> _PROMPT_: Copy each line below that includes "Build".

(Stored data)
-------------------------

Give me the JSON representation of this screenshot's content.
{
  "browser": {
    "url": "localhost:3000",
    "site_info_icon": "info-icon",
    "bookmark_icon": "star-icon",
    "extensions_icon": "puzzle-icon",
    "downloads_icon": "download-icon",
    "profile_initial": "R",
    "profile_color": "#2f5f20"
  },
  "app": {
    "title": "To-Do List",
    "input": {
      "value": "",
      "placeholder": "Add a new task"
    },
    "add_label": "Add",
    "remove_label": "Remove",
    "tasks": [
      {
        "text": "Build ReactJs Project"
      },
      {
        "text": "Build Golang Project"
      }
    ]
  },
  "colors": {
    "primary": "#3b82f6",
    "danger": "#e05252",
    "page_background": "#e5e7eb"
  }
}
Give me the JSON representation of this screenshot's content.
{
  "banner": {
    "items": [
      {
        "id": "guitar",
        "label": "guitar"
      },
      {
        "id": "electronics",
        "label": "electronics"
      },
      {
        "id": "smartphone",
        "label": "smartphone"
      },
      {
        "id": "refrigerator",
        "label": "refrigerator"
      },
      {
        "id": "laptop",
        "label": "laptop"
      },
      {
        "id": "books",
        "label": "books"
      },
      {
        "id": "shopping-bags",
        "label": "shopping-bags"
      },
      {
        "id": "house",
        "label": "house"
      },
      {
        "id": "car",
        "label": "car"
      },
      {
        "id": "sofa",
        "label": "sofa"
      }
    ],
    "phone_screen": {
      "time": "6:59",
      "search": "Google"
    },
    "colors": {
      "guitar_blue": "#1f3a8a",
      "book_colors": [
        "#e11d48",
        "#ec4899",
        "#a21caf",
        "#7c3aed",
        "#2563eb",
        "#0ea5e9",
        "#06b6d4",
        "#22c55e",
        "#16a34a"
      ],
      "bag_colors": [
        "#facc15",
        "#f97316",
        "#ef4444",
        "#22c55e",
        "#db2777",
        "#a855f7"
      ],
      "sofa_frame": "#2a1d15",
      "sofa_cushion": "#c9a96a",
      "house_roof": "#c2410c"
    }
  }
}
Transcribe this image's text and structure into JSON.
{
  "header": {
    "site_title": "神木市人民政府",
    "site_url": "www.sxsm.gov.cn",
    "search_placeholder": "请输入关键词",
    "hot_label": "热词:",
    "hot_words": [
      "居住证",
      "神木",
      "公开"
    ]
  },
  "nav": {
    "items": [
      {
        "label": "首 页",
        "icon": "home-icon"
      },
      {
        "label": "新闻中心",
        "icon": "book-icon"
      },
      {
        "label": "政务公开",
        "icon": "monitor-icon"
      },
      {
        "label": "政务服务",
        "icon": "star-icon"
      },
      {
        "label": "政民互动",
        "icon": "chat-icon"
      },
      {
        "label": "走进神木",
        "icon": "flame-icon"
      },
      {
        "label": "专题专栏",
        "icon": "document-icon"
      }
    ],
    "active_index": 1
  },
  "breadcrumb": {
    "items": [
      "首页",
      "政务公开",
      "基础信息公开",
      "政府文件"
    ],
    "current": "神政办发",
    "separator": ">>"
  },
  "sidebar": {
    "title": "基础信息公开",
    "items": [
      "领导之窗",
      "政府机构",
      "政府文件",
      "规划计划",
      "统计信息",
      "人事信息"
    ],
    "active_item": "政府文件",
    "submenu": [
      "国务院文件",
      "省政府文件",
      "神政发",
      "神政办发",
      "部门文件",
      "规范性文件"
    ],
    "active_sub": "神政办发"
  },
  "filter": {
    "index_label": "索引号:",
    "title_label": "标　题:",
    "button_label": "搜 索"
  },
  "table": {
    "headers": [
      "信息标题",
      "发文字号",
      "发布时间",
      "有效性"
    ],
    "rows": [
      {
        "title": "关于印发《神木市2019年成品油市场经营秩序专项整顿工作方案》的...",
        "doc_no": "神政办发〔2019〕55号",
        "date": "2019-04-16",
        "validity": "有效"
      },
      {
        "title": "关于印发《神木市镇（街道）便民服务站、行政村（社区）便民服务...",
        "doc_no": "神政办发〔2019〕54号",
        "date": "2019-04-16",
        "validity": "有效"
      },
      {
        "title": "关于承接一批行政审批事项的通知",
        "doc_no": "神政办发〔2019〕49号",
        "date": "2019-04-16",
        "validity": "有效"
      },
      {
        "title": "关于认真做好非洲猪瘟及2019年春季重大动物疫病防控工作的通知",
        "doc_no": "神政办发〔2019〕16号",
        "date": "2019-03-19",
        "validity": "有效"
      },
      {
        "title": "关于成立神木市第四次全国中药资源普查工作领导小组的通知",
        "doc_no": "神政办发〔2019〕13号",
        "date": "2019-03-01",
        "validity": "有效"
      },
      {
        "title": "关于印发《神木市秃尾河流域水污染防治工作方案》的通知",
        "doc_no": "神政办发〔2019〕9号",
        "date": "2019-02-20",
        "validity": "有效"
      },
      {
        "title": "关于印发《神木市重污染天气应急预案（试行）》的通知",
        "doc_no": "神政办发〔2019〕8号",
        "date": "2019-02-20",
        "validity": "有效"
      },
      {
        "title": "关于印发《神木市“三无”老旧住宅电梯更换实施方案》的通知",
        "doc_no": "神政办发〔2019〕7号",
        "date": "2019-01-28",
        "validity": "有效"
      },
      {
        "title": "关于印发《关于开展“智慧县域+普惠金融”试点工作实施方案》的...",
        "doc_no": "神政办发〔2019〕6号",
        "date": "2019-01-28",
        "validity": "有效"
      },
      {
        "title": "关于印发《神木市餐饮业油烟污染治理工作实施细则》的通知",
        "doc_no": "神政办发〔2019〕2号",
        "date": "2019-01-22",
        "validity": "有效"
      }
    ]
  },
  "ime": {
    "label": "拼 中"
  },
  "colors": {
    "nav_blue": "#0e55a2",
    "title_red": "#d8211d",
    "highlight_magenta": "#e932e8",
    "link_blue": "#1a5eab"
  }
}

-------------------------

> _COMPLETE OUTPUT_:
        "text": "Build ReactJs Project"
        "text": "Build Golang Project"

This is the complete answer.